• WORK REQUIRED
Copy out all the data, word for word.
---*---
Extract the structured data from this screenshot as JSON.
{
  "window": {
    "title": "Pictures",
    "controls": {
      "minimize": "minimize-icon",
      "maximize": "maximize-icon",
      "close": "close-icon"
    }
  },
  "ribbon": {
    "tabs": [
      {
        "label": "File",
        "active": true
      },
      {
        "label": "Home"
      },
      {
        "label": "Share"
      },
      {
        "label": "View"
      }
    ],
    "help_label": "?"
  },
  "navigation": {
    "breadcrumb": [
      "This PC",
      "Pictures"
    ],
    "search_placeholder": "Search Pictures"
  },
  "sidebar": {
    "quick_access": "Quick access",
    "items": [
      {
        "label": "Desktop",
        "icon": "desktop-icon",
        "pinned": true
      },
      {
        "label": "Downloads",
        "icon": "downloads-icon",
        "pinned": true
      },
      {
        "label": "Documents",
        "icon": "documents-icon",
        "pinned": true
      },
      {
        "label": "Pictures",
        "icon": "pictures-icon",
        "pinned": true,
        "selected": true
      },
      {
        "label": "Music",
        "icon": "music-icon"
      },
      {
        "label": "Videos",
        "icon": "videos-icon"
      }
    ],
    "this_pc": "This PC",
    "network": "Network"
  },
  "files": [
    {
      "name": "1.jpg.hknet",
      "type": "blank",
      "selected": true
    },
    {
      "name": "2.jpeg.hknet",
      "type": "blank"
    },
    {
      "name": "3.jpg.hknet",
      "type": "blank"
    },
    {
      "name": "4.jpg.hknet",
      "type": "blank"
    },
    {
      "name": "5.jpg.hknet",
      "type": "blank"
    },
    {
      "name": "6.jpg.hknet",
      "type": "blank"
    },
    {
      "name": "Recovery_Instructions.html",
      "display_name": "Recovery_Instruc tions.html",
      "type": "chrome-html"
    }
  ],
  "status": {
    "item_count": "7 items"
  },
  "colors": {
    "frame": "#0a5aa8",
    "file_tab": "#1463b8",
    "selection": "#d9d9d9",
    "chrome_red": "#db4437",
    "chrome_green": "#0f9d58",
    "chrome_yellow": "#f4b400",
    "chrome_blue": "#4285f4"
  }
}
---*---
• WRITTEN SOLUTION
Extract the structured data from this screenshot as JSON.
{
  "window": {
    "title": "Pictures",
    "controls": {
      "minimize": "minimize-icon",
      "maximize": "maximize-icon",
      "close": "close-icon"
    }
  },
  "ribbon": {
    "tabs": [
      {
        "label": "File",
        "active": true
      },
      {
        "label": "Home"
      },
      {
        "label": "Share"
      },
      {
        "label": "View"
      }
    ],
    "help_label": "?"
  },
  "navigation": {
    "breadcrumb": [
      "This PC",
      "Pictures"
    ],
    "search_placeholder": "Search Pictures"
  },
  "sidebar": {
    "quick_access": "Quick access",
    "items": [
      {
        "label": "Desktop",
        "icon": "desktop-icon",
        "pinned": true
      },
      {
        "label": "Downloads",
        "icon": "downloads-icon",
        "pinned": true
      },
      {
        "label": "Documents",
        "icon": "documents-icon",
        "pinned": true
      },
      {
        "label": "Pictures",
        "icon": "pictures-icon",
        "pinned": true,
        "selected": true
      },
      {
        "label": "Music",
        "icon": "music-icon"
      },
      {
        "label": "Videos",
        "icon": "videos-icon"
      }
    ],
    "this_pc": "This PC",
    "network": "Network"
  },
  "files": [
    {
      "name": "1.jpg.hknet",
      "type": "blank",
      "selected": true
    },
    {
      "name": "2.jpeg.hknet",
      "type": "blank"
    },
    {
      "name": "3.jpg.hknet",
      "type": "blank"
    },
    {
      "name": "4.jpg.hknet",
      "type": "blank"
    },
    {
      "name": "5.jpg.hknet",
      "type": "blank"
    },
    {
      "name": "6.jpg.hknet",
      "type": "blank"
    },
    {
      "name": "Recovery_Instructions.html",
      "display_name": "Recovery_Instruc tions.html",
      "type": "chrome-html"
    }
  ],
  "status": {
    "item_count": "7 items"
  },
  "colors": {
    "frame": "#0a5aa8",
    "file_tab": "#1463b8",
    "selection": "#d9d9d9",
    "chrome_red": "#db4437",
    "chrome_green": "#0f9d58",
    "chrome_yellow": "#f4b400",
    "chrome_blue": "#4285f4"
  }
}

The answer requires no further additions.